**DO THIS**
Lines containing the word "antecedete" should be extracted in full.

**PROVIDED ENTRIES**
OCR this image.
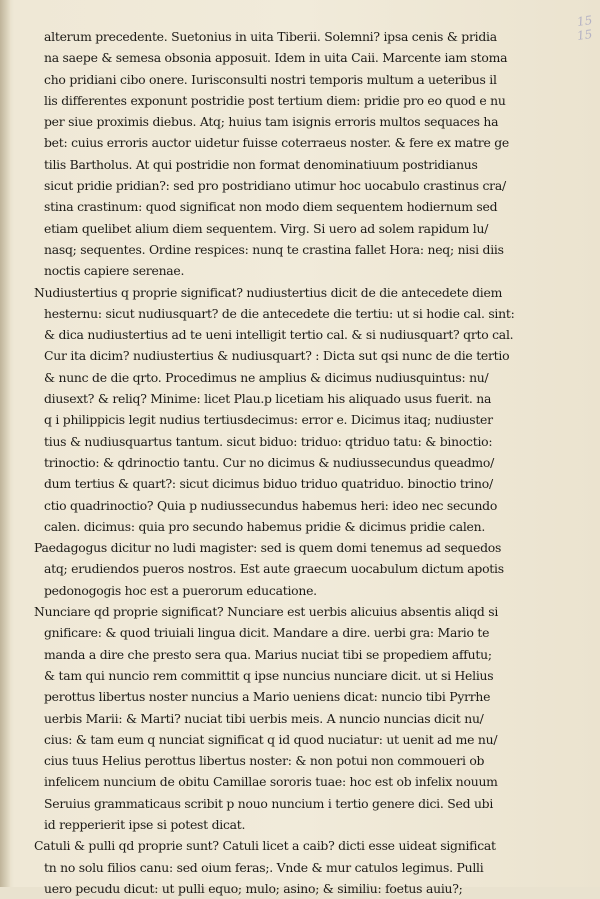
15
15
alterum precedente. Suetonius in uita Tiberii. Solemni? ipsa cenis & pridia
na saepe & semesa obsonia apposuit. Idem in uita Caii. Marcente iam stoma
cho pridiani cibo onere. Iurisconsulti nostri temporis multum a ueteribus il
lis differentes exponunt postridie post tertium diem: pridie pro eo quod e nu
per siue proximis diebus. Atq; huius tam isignis erroris multos sequaces ha
bet: cuius erroris auctor uidetur fuisse coterraeus noster. & fere ex matre ge
tilis Bartholus. At qui postridie non format denominatiuum postridianus
sicut pridie pridian?: sed pro postridiano utimur hoc uocabulo crastinus cra/
stina crastinum: quod significat non modo diem sequentem hodiernum sed
etiam quelibet alium diem sequentem. Virg. Si uero ad solem rapidum lu/
nasq; sequentes. Ordine respices: nunq te crastina fallet Hora: neq; nisi diis
noctis capiere serenae.
Nudiustertius q proprie significat? nudiustertius dicit de die antecedete diem
hesternu: sicut nudiusquart? de die antecedete die tertiu: ut si hodie cal. sint:
& dica nudiustertius ad te ueni intelligit tertio cal. & si nudiusquart? qrto cal.
Cur ita dicim? nudiustertius & nudiusquart? : Dicta sut qsi nunc de die tertio
& nunc de die qrto. Procedimus ne amplius & dicimus nudiusquintus: nu/
diusext? & reliq? Minime: licet Plau.p licetiam his aliquado usus fuerit. na
q i philippicis legit nudius tertiusdecimus: error e. Dicimus itaq; nudiuster
tius & nudiusquartus tantum. sicut biduo: triduo: qtriduo tatu: & binoctio:
trinoctio: & qdrinoctio tantu. Cur no dicimus & nudiussecundus queadmo/
dum tertius & quart?: sicut dicimus biduo triduo quatriduo. binoctio trino/
ctio quadrinoctio? Quia p nudiussecundus habemus heri: ideo nec secundo
calen. dicimus: quia pro secundo habemus pridie & dicimus pridie calen.
Paedagogus dicitur no ludi magister: sed is quem domi tenemus ad sequedos
atq; erudiendos pueros nostros. Est aute graecum uocabulum dictum apotis
pedonogogis hoc est a puerorum educatione.
Nunciare qd proprie significat? Nunciare est uerbis alicuius absentis aliqd si
gnificare: & quod triuiali lingua dicit. Mandare a dire. uerbi gra: Mario te
manda a dire che presto sera qua. Marius nuciat tibi se propediem affutu;
& tam qui nuncio rem committit q ipse nuncius nunciare dicit. ut si Helius
perottus libertus noster nuncius a Mario ueniens dicat: nuncio tibi Pyrrhe
uerbis Marii: & Marti? nuciat tibi uerbis meis. A nuncio nuncias dicit nu/
cius: & tam eum q nunciat significat q id quod nuciatur: ut uenit ad me nu/
cius tuus Helius perottus libertus noster: & non potui non commoueri ob
infelicem nuncium de obitu Camillae sororis tuae: hoc est ob infelix nouum
Seruius grammaticaus scribit p nouo nuncium i tertio genere dici. Sed ubi
id repperierit ipse si potest dicat.
Catuli & pulli qd proprie sunt? Catuli licet a caib? dicti esse uideat significat
tn no solu filios canu: sed oium feras;. Vnde & mur catulos legimus. Pulli
uero pecudu dicut: ut pulli equo; mulo; asino; & similiu: foetus auiu?;
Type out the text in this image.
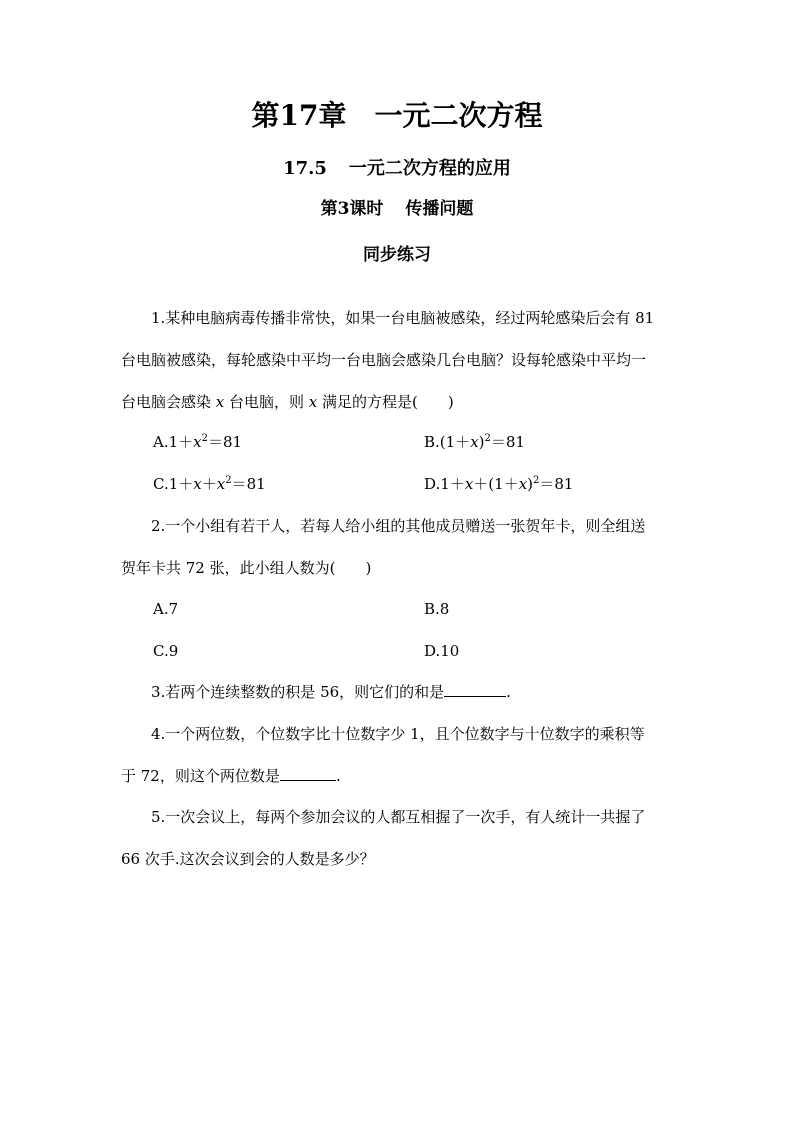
第17章 一元二次方程
17.5 一元二次方程的应用
第3课时 传播问题
同步练习
1.某种电脑病毒传播非常快，如果一台电脑被感染，经过两轮感染后会有 81
台电脑被感染，每轮感染中平均一台电脑会感染几台电脑？设每轮感染中平均一
台电脑会感染 x 台电脑，则 x 满足的方程是( )
$A.1+x^2=81$	$B.(1+x)^2=81$
$C.1+x+x^2=81$	$D.1+x+(1+x)^2=81$
2.一个小组有若干人，若每人给小组的其他成员赠送一张贺年卡，则全组送
贺年卡共 72 张，此小组人数为( )
A.7	B.8
C.9	D.10
3.若两个连续整数的积是 56，则它们的和是	.
4.一个两位数，个位数字比十位数字少 1，且个位数字与十位数字的乘积等
于 72，则这个两位数是	.
5.一次会议上，每两个参加会议的人都互相握了一次手，有人统计一共握了
66 次手.这次会议到会的人数是多少？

**FINISHED TASK**
Nudiustertius q proprie significat? nudiustertius dicit de die antecedete diem
hesternu: sicut nudiusquart? de die antecedete die tertiu: ut si hodie cal. sint:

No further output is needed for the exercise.